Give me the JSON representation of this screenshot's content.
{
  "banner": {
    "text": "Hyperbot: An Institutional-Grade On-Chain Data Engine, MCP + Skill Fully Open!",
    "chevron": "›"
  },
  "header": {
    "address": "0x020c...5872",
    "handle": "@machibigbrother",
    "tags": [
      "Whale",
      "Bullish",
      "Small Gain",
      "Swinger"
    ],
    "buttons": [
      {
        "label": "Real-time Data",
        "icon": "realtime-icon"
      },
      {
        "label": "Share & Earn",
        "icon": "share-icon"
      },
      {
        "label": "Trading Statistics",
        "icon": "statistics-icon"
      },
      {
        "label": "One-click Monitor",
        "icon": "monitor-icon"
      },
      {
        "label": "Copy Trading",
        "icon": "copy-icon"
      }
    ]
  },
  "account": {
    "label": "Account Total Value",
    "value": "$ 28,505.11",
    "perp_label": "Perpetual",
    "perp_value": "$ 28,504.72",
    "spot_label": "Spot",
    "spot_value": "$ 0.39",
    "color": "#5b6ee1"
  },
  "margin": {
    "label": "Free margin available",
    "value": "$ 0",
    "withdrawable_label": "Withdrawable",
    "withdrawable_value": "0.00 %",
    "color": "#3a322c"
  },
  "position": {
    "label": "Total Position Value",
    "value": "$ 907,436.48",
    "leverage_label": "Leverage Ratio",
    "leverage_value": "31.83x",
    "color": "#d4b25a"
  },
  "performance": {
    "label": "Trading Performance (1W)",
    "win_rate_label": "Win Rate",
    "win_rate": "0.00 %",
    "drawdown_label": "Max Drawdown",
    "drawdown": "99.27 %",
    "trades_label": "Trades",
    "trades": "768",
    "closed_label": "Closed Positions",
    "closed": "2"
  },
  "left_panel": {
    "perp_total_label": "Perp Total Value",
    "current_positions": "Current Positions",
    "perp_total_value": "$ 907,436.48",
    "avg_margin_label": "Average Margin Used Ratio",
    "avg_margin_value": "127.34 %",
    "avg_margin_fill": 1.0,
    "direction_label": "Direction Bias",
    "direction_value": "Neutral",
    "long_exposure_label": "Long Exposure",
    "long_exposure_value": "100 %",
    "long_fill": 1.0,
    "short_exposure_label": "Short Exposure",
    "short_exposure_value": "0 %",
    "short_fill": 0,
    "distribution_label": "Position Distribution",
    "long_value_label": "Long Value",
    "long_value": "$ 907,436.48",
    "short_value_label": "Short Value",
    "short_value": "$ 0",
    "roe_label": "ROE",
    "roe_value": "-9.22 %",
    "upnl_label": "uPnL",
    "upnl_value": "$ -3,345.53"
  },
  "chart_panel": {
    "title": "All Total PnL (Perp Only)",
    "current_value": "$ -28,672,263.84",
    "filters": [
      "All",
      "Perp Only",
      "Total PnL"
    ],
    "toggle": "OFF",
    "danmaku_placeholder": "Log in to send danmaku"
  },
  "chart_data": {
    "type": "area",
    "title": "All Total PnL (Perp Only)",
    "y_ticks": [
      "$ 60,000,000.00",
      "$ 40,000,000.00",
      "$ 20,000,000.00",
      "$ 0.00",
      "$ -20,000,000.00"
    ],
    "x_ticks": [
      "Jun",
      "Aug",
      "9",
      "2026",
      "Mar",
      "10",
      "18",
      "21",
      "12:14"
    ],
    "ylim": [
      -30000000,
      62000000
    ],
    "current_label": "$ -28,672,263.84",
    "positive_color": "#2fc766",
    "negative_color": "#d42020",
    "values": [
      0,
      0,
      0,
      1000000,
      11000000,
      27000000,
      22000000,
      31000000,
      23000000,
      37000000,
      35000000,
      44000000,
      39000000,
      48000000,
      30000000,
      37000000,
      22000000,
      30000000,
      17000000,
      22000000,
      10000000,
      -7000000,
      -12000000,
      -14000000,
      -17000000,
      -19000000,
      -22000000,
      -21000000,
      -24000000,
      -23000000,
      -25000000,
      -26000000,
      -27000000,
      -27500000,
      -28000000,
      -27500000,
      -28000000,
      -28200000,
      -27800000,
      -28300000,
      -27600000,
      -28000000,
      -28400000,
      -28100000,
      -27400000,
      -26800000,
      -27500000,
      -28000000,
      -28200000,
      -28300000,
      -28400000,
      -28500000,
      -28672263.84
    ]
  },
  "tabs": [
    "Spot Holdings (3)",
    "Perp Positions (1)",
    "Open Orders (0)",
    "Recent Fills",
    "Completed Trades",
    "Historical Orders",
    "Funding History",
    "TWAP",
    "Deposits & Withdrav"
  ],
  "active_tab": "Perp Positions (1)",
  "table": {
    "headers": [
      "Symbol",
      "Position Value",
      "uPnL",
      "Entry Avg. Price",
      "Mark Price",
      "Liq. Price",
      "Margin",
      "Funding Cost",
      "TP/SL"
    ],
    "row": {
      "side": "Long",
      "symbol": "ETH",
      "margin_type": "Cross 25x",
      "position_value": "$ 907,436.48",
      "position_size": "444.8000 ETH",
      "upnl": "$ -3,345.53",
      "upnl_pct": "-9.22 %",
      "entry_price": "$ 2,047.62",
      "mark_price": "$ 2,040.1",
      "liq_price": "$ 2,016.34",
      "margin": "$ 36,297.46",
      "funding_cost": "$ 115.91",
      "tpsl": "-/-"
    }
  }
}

· · · · · · ·

TASK GOAL: Scan the material above. Return every line containing the string "Open".

SOLUTION:
    "text": "Hyperbot: An Institutional-Grade On-Chain Data Engine, MCP + Skill Fully Open!",
    "Open Orders (0)",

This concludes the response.